### EXERCISE AIM
Pick every line from the data that holds the word "second".

Collected data

────────────────

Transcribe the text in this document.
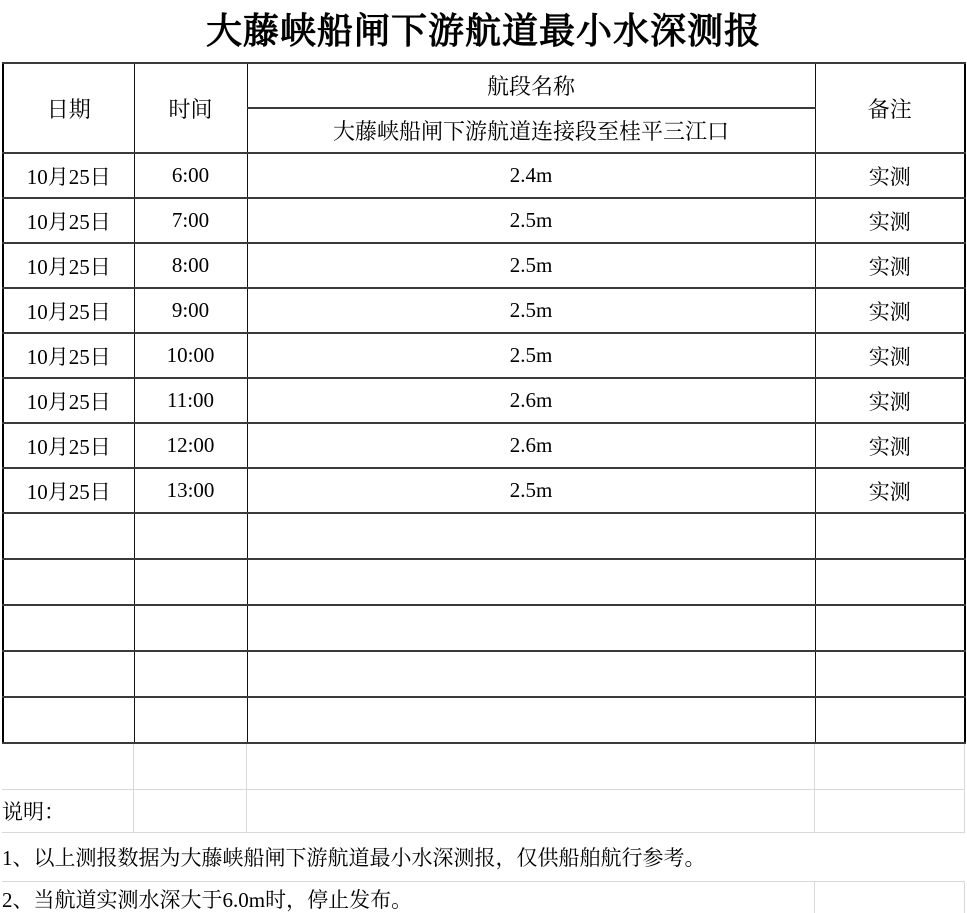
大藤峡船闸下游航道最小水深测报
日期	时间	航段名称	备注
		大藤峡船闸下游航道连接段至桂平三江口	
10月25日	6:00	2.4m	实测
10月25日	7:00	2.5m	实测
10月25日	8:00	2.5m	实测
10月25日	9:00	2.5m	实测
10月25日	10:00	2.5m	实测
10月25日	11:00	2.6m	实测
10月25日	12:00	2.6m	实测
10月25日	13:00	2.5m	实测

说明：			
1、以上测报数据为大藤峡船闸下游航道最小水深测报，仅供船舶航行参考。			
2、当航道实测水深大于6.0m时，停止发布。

────────────────

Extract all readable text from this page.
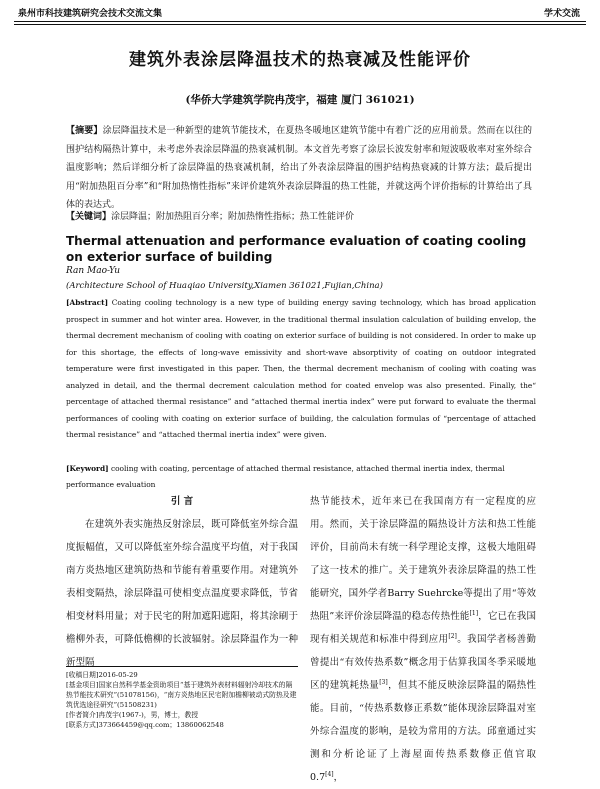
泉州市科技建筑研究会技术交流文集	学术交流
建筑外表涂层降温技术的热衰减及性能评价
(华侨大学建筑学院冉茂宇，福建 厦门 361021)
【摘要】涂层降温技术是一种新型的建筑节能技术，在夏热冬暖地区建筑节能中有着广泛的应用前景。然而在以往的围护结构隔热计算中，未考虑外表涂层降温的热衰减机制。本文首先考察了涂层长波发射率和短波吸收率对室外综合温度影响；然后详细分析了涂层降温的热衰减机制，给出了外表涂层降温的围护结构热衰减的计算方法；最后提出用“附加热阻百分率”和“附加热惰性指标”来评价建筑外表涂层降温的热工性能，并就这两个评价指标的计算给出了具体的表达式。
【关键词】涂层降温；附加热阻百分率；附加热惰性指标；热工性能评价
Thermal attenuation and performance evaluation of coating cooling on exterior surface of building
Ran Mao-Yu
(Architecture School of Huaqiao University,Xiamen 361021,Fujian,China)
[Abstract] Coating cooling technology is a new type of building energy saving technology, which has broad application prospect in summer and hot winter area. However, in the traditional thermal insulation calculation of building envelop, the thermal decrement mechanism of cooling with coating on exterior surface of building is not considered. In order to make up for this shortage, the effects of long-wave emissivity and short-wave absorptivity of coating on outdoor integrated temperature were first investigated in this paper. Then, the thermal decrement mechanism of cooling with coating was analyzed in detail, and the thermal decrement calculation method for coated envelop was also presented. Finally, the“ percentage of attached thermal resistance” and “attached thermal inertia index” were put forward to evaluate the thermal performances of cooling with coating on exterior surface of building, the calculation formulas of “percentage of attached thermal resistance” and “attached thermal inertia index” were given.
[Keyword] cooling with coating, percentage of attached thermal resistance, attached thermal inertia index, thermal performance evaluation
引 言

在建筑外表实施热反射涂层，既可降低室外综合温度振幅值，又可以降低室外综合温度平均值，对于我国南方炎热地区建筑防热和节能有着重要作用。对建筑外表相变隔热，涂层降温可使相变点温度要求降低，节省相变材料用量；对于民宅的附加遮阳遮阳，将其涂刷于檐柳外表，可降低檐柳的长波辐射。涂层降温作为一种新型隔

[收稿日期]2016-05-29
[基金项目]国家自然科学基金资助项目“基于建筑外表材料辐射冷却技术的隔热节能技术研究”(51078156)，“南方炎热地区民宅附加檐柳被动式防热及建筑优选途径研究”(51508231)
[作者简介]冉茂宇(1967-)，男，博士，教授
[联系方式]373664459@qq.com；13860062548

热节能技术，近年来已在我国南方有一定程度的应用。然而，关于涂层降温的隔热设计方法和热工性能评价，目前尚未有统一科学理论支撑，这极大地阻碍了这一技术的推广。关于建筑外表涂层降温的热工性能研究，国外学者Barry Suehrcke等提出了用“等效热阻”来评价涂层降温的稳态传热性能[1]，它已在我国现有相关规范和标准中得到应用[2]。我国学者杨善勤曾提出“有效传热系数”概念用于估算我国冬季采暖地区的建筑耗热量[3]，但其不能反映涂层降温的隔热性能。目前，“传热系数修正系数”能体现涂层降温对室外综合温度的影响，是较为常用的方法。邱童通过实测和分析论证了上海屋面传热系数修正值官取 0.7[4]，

────────────────

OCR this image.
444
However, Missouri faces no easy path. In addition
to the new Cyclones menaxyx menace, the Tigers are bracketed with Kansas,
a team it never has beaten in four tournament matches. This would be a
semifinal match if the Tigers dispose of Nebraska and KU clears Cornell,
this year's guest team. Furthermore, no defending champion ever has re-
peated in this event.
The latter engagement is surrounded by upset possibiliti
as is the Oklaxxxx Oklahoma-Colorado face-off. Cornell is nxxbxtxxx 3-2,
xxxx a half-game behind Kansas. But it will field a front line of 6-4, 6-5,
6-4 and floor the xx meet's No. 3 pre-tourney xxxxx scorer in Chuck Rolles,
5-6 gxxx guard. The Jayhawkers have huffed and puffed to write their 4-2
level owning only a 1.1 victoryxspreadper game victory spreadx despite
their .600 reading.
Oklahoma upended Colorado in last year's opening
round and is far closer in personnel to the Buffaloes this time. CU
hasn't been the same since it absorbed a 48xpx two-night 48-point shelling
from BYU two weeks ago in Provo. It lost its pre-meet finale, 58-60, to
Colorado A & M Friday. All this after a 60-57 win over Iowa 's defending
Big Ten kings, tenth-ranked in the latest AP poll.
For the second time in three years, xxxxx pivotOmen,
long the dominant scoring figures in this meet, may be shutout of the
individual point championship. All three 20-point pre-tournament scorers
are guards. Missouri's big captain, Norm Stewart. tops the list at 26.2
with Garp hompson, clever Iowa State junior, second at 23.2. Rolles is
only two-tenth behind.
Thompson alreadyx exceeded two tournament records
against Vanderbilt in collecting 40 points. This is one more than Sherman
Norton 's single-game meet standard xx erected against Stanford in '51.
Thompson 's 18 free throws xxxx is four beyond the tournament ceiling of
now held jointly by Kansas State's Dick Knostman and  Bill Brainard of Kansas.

────────────────

### RESPONSE TO THE TASK
For the second time in three years, xxxxx pivotOmen,
with Garp hompson, clever Iowa State junior, second at 23.2. Rolles is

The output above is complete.